Lift out each line of the data that holds "Seilandfarm".

[Collected data entries]
## begin

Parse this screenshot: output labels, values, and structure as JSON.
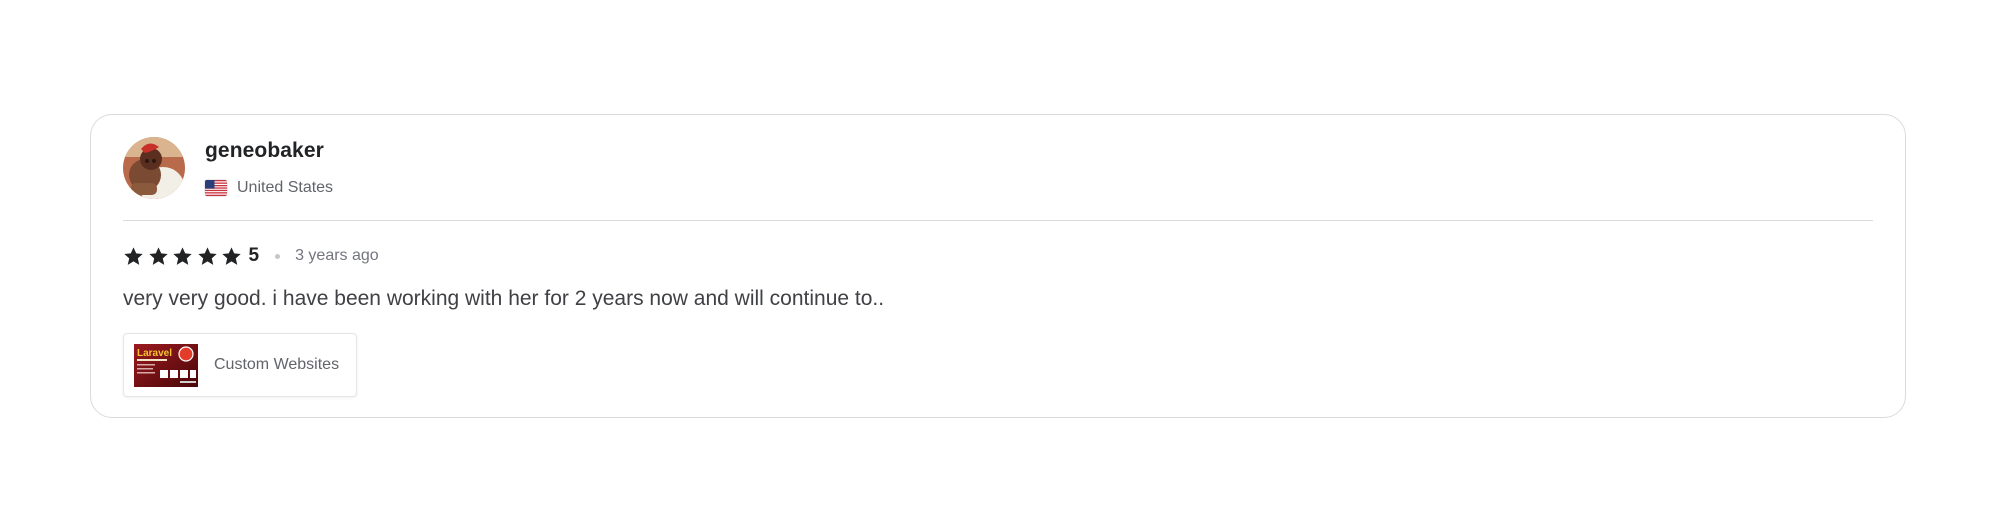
{
  "review": {
    "username": "geneobaker",
    "country": "United States",
    "rating": "5",
    "stars_filled": 5,
    "stars_total": 5,
    "time_ago": "3 years ago",
    "text": "very very good. i have been working with her for 2 years now and will continue to..",
    "gig": {
      "title": "Custom Websites",
      "thumbnail_text": "Laravel"
    },
    "icons": {
      "star": "star-icon",
      "flag": "us-flag-icon"
    }
  },
  "colors": {
    "text_primary": "#222325",
    "text_secondary": "#62646a",
    "text_body": "#404145",
    "border": "#dadbdd",
    "star": "#222325"
  }
}
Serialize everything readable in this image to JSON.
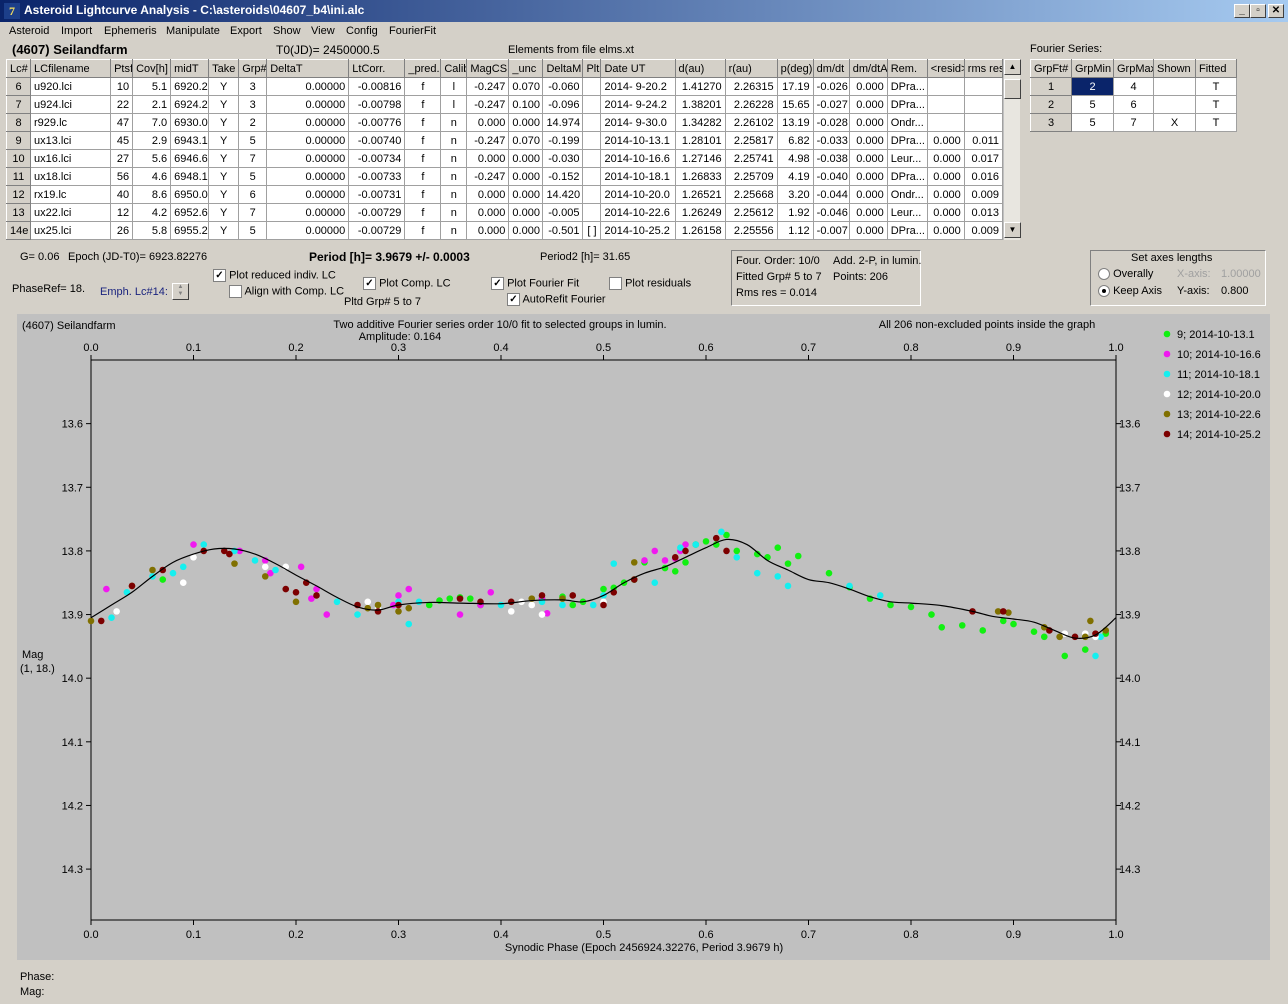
{
  "window": {
    "title": "Asteroid Lightcurve Analysis - C:\\asteroids\\04607_b4\\ini.alc",
    "icon_label": "7",
    "icon_name": "app-logo-icon",
    "controls": [
      "_",
      "▫",
      "✕"
    ]
  },
  "menu": [
    "Asteroid",
    "Import",
    "Ephemeris",
    "Manipulate",
    "Export",
    "Show",
    "View",
    "Config",
    "FourierFit"
  ],
  "header": {
    "asteroid": "(4607) Seilandfarm",
    "t0": "T0(JD)= 2450000.5",
    "elements": "Elements from file elms.xt",
    "fourier_title": "Fourier Series:"
  },
  "lc_table": {
    "columns": [
      "Lc#",
      "LCfilename",
      "Ptsf",
      "Cov[h]",
      "midT",
      "Take",
      "Grp#",
      "DeltaT",
      "LtCorr.",
      "_pred.",
      "Calib",
      "MagCS",
      "_unc",
      "DeltaM",
      "Plt",
      "Date UT",
      "d(au)",
      "r(au)",
      "p(deg)",
      "dm/dt",
      "dm/dtA",
      "Rem.",
      "<resid>",
      "rms res"
    ],
    "rows": [
      [
        "6",
        "u920.lci",
        "10",
        "5.1",
        "6920.2",
        "Y",
        "3",
        "0.00000",
        "-0.00816",
        "f",
        "l",
        "-0.247",
        "0.070",
        "-0.060",
        "",
        "2014- 9-20.2",
        "1.41270",
        "2.26315",
        "17.19",
        "-0.026",
        "0.000",
        "DPra...",
        "",
        ""
      ],
      [
        "7",
        "u924.lci",
        "22",
        "2.1",
        "6924.2",
        "Y",
        "3",
        "0.00000",
        "-0.00798",
        "f",
        "l",
        "-0.247",
        "0.100",
        "-0.096",
        "",
        "2014- 9-24.2",
        "1.38201",
        "2.26228",
        "15.65",
        "-0.027",
        "0.000",
        "DPra...",
        "",
        ""
      ],
      [
        "8",
        "r929.lc",
        "47",
        "7.0",
        "6930.0",
        "Y",
        "2",
        "0.00000",
        "-0.00776",
        "f",
        "n",
        "0.000",
        "0.000",
        "14.974",
        "",
        "2014- 9-30.0",
        "1.34282",
        "2.26102",
        "13.19",
        "-0.028",
        "0.000",
        "Ondr...",
        "",
        ""
      ],
      [
        "9",
        "ux13.lci",
        "45",
        "2.9",
        "6943.1",
        "Y",
        "5",
        "0.00000",
        "-0.00740",
        "f",
        "n",
        "-0.247",
        "0.070",
        "-0.199",
        "",
        "2014-10-13.1",
        "1.28101",
        "2.25817",
        "6.82",
        "-0.033",
        "0.000",
        "DPra...",
        "0.000",
        "0.011"
      ],
      [
        "10",
        "ux16.lci",
        "27",
        "5.6",
        "6946.6",
        "Y",
        "7",
        "0.00000",
        "-0.00734",
        "f",
        "n",
        "0.000",
        "0.000",
        "-0.030",
        "",
        "2014-10-16.6",
        "1.27146",
        "2.25741",
        "4.98",
        "-0.038",
        "0.000",
        "Leur...",
        "0.000",
        "0.017"
      ],
      [
        "11",
        "ux18.lci",
        "56",
        "4.6",
        "6948.1",
        "Y",
        "5",
        "0.00000",
        "-0.00733",
        "f",
        "n",
        "-0.247",
        "0.000",
        "-0.152",
        "",
        "2014-10-18.1",
        "1.26833",
        "2.25709",
        "4.19",
        "-0.040",
        "0.000",
        "DPra...",
        "0.000",
        "0.016"
      ],
      [
        "12",
        "rx19.lc",
        "40",
        "8.6",
        "6950.0",
        "Y",
        "6",
        "0.00000",
        "-0.00731",
        "f",
        "n",
        "0.000",
        "0.000",
        "14.420",
        "",
        "2014-10-20.0",
        "1.26521",
        "2.25668",
        "3.20",
        "-0.044",
        "0.000",
        "Ondr...",
        "0.000",
        "0.009"
      ],
      [
        "13",
        "ux22.lci",
        "12",
        "4.2",
        "6952.6",
        "Y",
        "7",
        "0.00000",
        "-0.00729",
        "f",
        "n",
        "0.000",
        "0.000",
        "-0.005",
        "",
        "2014-10-22.6",
        "1.26249",
        "2.25612",
        "1.92",
        "-0.046",
        "0.000",
        "Leur...",
        "0.000",
        "0.013"
      ],
      [
        "14e",
        "ux25.lci",
        "26",
        "5.8",
        "6955.2",
        "Y",
        "5",
        "0.00000",
        "-0.00729",
        "f",
        "n",
        "0.000",
        "0.000",
        "-0.501",
        "[ ]",
        "2014-10-25.2",
        "1.26158",
        "2.25556",
        "1.12",
        "-0.007",
        "0.000",
        "DPra...",
        "0.000",
        "0.009"
      ]
    ]
  },
  "fourier_table": {
    "columns": [
      "GrpFt#",
      "GrpMin",
      "GrpMax",
      "Shown",
      "Fitted"
    ],
    "rows": [
      [
        "1",
        "2",
        "4",
        "",
        "T"
      ],
      [
        "2",
        "5",
        "6",
        "",
        "T"
      ],
      [
        "3",
        "5",
        "7",
        "X",
        "T"
      ]
    ]
  },
  "controls": {
    "g": "G= 0.06",
    "epoch": "Epoch (JD-T0)= 6923.82276",
    "period": "Period [h]= 3.9679 +/- 0.0003",
    "period2": "Period2 [h]= 31.65",
    "phase_ref": "PhaseRef= 18.",
    "emph_lc": "Emph. Lc#14:",
    "plot_reduced": "Plot reduced indiv. LC",
    "align_comp": "Align with Comp. LC",
    "plot_comp": "Plot Comp. LC",
    "pltd_grp": "Pltd Grp#  5  to  7",
    "plot_fourier": "Plot Fourier Fit",
    "autorefit": "AutoRefit Fourier",
    "plot_residuals": "Plot residuals",
    "checked": {
      "plot_reduced": true,
      "align_comp": false,
      "plot_comp": true,
      "plot_fourier": true,
      "autorefit": true,
      "plot_residuals": false
    },
    "check_mark": "✓",
    "fit_info": {
      "order": "Four. Order: 10/0",
      "add": "Add. 2-P, in lumin.",
      "fitted": "Fitted Grp# 5 to 7",
      "points": "Points: 206",
      "rms": "Rms res     = 0.014"
    },
    "axes": {
      "title": "Set axes lengths",
      "overally": "Overally",
      "keep": "Keep Axis",
      "selected": "keep",
      "x_label": "X-axis:",
      "x_value": "1.00000",
      "y_label": "Y-axis:",
      "y_value": "0.800"
    }
  },
  "chart_data": {
    "type": "scatter",
    "name_text": "(4607) Seilandfarm",
    "title": "Two additive Fourier series order 10/0 fit to selected groups in lumin.",
    "subtitle": "Amplitude: 0.164",
    "note": "All 206 non-excluded points inside the graph",
    "xlabel": "Synodic Phase (Epoch 2456924.32276, Period 3.9679 h)",
    "ylabel": "Mag",
    "ylabel2": "(1, 18.)",
    "xlim": [
      0.0,
      1.0
    ],
    "ylim": [
      13.5,
      14.38
    ],
    "y_inverted": true,
    "x_ticks": [
      "0.0",
      "0.1",
      "0.2",
      "0.3",
      "0.4",
      "0.5",
      "0.6",
      "0.7",
      "0.8",
      "0.9",
      "1.0"
    ],
    "y_ticks": [
      "13.6",
      "13.7",
      "13.8",
      "13.9",
      "14.0",
      "14.1",
      "14.2",
      "14.3"
    ],
    "grid": false,
    "legend_position": "right",
    "fit_curve": {
      "color": "#000000",
      "x": [
        0.0,
        0.02,
        0.04,
        0.06,
        0.08,
        0.1,
        0.12,
        0.14,
        0.16,
        0.18,
        0.2,
        0.22,
        0.24,
        0.26,
        0.28,
        0.3,
        0.33,
        0.36,
        0.4,
        0.43,
        0.46,
        0.48,
        0.5,
        0.52,
        0.54,
        0.56,
        0.58,
        0.6,
        0.62,
        0.64,
        0.66,
        0.68,
        0.7,
        0.72,
        0.74,
        0.76,
        0.78,
        0.8,
        0.83,
        0.86,
        0.88,
        0.9,
        0.92,
        0.94,
        0.96,
        0.98,
        1.0
      ],
      "y": [
        13.905,
        13.885,
        13.865,
        13.84,
        13.818,
        13.805,
        13.797,
        13.797,
        13.805,
        13.82,
        13.838,
        13.855,
        13.873,
        13.888,
        13.893,
        13.885,
        13.881,
        13.882,
        13.883,
        13.878,
        13.877,
        13.88,
        13.87,
        13.85,
        13.835,
        13.825,
        13.81,
        13.795,
        13.782,
        13.79,
        13.815,
        13.83,
        13.845,
        13.85,
        13.86,
        13.872,
        13.88,
        13.882,
        13.886,
        13.895,
        13.903,
        13.907,
        13.912,
        13.925,
        13.937,
        13.932,
        13.905
      ]
    },
    "series": [
      {
        "name": "9; 2014-10-13.1",
        "color": "#11f011",
        "x": [
          0.07,
          0.33,
          0.34,
          0.35,
          0.36,
          0.37,
          0.38,
          0.44,
          0.46,
          0.47,
          0.48,
          0.5,
          0.51,
          0.52,
          0.53,
          0.54,
          0.56,
          0.57,
          0.58,
          0.59,
          0.6,
          0.61,
          0.62,
          0.63,
          0.65,
          0.66,
          0.67,
          0.68,
          0.69,
          0.72,
          0.74,
          0.76,
          0.78,
          0.8,
          0.82,
          0.83,
          0.85,
          0.87,
          0.89,
          0.9,
          0.92,
          0.93,
          0.95,
          0.97,
          0.99
        ],
        "y": [
          13.845,
          13.885,
          13.878,
          13.875,
          13.873,
          13.875,
          13.885,
          13.875,
          13.872,
          13.885,
          13.88,
          13.86,
          13.858,
          13.85,
          13.845,
          13.818,
          13.827,
          13.832,
          13.818,
          13.79,
          13.785,
          13.79,
          13.775,
          13.8,
          13.805,
          13.81,
          13.795,
          13.82,
          13.808,
          13.835,
          13.857,
          13.875,
          13.885,
          13.888,
          13.9,
          13.92,
          13.917,
          13.925,
          13.91,
          13.915,
          13.927,
          13.935,
          13.965,
          13.955,
          13.93
        ]
      },
      {
        "name": "10; 2014-10-16.6",
        "color": "#f019f0",
        "x": [
          0.015,
          0.1,
          0.145,
          0.17,
          0.175,
          0.205,
          0.215,
          0.22,
          0.23,
          0.295,
          0.3,
          0.31,
          0.36,
          0.38,
          0.39,
          0.44,
          0.445,
          0.54,
          0.55,
          0.56,
          0.57,
          0.575,
          0.58
        ],
        "y": [
          13.86,
          13.79,
          13.8,
          13.815,
          13.835,
          13.825,
          13.875,
          13.86,
          13.9,
          13.885,
          13.87,
          13.86,
          13.9,
          13.885,
          13.865,
          13.875,
          13.898,
          13.815,
          13.8,
          13.815,
          13.812,
          13.8,
          13.79
        ]
      },
      {
        "name": "11; 2014-10-18.1",
        "color": "#15efef",
        "x": [
          0.02,
          0.035,
          0.06,
          0.08,
          0.09,
          0.11,
          0.14,
          0.16,
          0.18,
          0.24,
          0.26,
          0.28,
          0.3,
          0.31,
          0.32,
          0.4,
          0.44,
          0.46,
          0.49,
          0.5,
          0.51,
          0.55,
          0.575,
          0.59,
          0.61,
          0.615,
          0.63,
          0.65,
          0.67,
          0.68,
          0.74,
          0.77,
          0.98,
          0.985
        ],
        "y": [
          13.905,
          13.865,
          13.84,
          13.835,
          13.825,
          13.79,
          13.8,
          13.815,
          13.83,
          13.88,
          13.9,
          13.89,
          13.88,
          13.915,
          13.88,
          13.885,
          13.88,
          13.885,
          13.885,
          13.87,
          13.82,
          13.85,
          13.795,
          13.79,
          13.78,
          13.77,
          13.81,
          13.835,
          13.84,
          13.855,
          13.855,
          13.87,
          13.965,
          13.935
        ]
      },
      {
        "name": "12; 2014-10-20.0",
        "color": "#ffffff",
        "x": [
          0.025,
          0.09,
          0.1,
          0.17,
          0.19,
          0.27,
          0.28,
          0.3,
          0.41,
          0.42,
          0.43,
          0.44,
          0.5,
          0.95,
          0.97,
          0.98
        ],
        "y": [
          13.895,
          13.85,
          13.81,
          13.825,
          13.825,
          13.88,
          13.89,
          13.885,
          13.895,
          13.88,
          13.885,
          13.9,
          13.88,
          13.93,
          13.93,
          13.935
        ]
      },
      {
        "name": "13; 2014-10-22.6",
        "color": "#807000",
        "x": [
          0.0,
          0.04,
          0.06,
          0.14,
          0.17,
          0.2,
          0.27,
          0.28,
          0.3,
          0.31,
          0.43,
          0.46,
          0.53,
          0.885,
          0.895,
          0.93,
          0.945,
          0.97,
          0.975,
          0.99
        ],
        "y": [
          13.91,
          13.855,
          13.83,
          13.82,
          13.84,
          13.88,
          13.89,
          13.885,
          13.895,
          13.89,
          13.875,
          13.875,
          13.818,
          13.895,
          13.897,
          13.92,
          13.935,
          13.935,
          13.91,
          13.925
        ]
      },
      {
        "name": "14; 2014-10-25.2",
        "color": "#7c0000",
        "x": [
          0.01,
          0.04,
          0.07,
          0.11,
          0.13,
          0.135,
          0.19,
          0.2,
          0.21,
          0.22,
          0.26,
          0.28,
          0.3,
          0.36,
          0.38,
          0.41,
          0.44,
          0.47,
          0.5,
          0.51,
          0.53,
          0.57,
          0.58,
          0.61,
          0.62,
          0.86,
          0.89,
          0.935,
          0.96,
          0.98
        ],
        "y": [
          13.91,
          13.855,
          13.83,
          13.8,
          13.8,
          13.805,
          13.86,
          13.865,
          13.85,
          13.87,
          13.885,
          13.895,
          13.885,
          13.875,
          13.88,
          13.88,
          13.87,
          13.87,
          13.885,
          13.865,
          13.845,
          13.81,
          13.8,
          13.78,
          13.8,
          13.895,
          13.895,
          13.925,
          13.935,
          13.93
        ]
      }
    ]
  },
  "status": {
    "phase": "Phase:",
    "mag": "Mag:"
  }
}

## end

* Problem solution *
    "asteroid": "(4607) Seilandfarm",
    "name_text": "(4607) Seilandfarm",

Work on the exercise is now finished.